Directions for this task:
Transcribe all of the material exactly. Any picture in it should be left out.

Figure content listings:

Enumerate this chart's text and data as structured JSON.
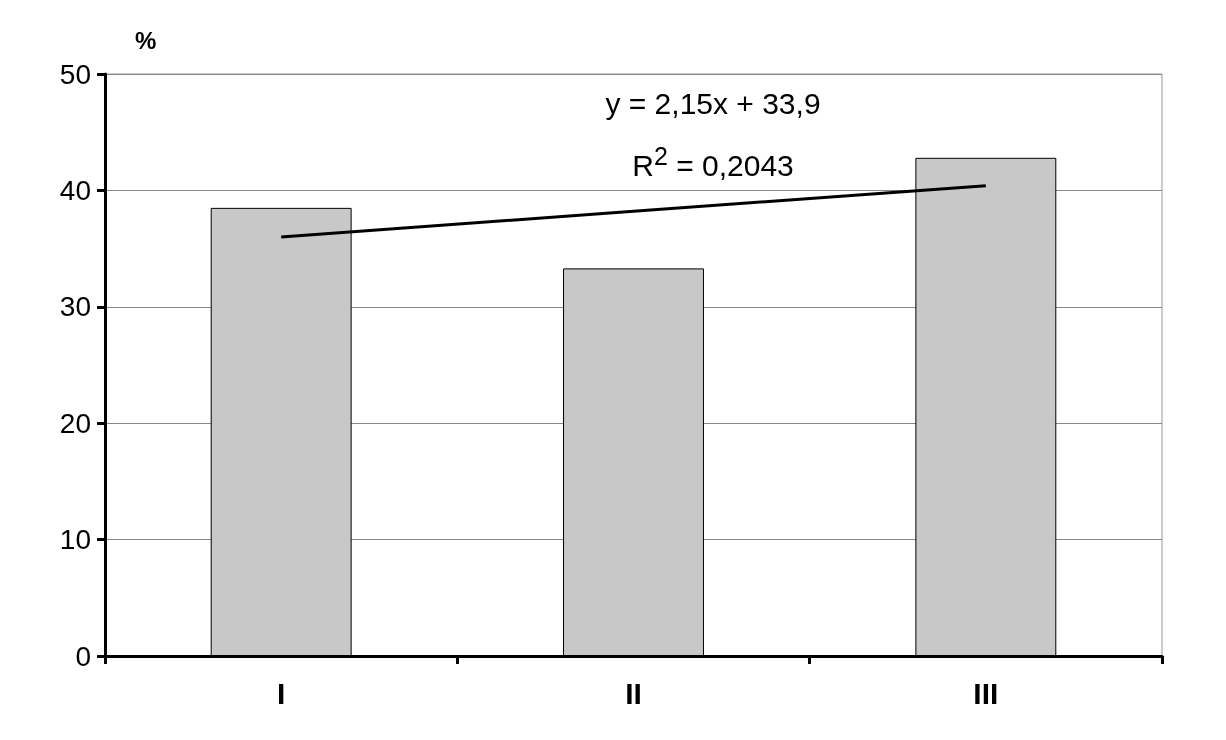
{
  "chart_data": {
    "type": "bar",
    "ylabel": "%",
    "categories": [
      "I",
      "II",
      "III"
    ],
    "series": [
      {
        "color": "#c8c8c8",
        "values": [
          38.5,
          33.3,
          42.8
        ]
      },
      {
        "type": "line",
        "color": "#000000",
        "values": [
          36,
          38.2,
          40.4
        ]
      }
    ],
    "ylim": [
      0,
      50
    ],
    "yticks": [
      0,
      10,
      20,
      30,
      40,
      50
    ],
    "grid": "y",
    "annotations": [
      "y = 2,15x + 33,9",
      "R$^{2}$ = 0,2043"
    ]
  }
}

Output:
Enumerate this chart's text and data as structured JSON.
{
  "chart_data": {
    "type": "bar",
    "ylabel": "%",
    "categories": [
      "I",
      "II",
      "III"
    ],
    "series": [
      {
        "color": "#c8c8c8",
        "values": [
          38.5,
          33.3,
          42.8
        ]
      },
      {
        "type": "line",
        "color": "#000000",
        "values": [
          36,
          38.2,
          40.4
        ]
      }
    ],
    "ylim": [
      0,
      50
    ],
    "yticks": [
      0,
      10,
      20,
      30,
      40,
      50
    ],
    "grid": "y",
    "annotations": [
      "y = 2,15x + 33,9",
      "R$^{2}$ = 0,2043"
    ]
  }
}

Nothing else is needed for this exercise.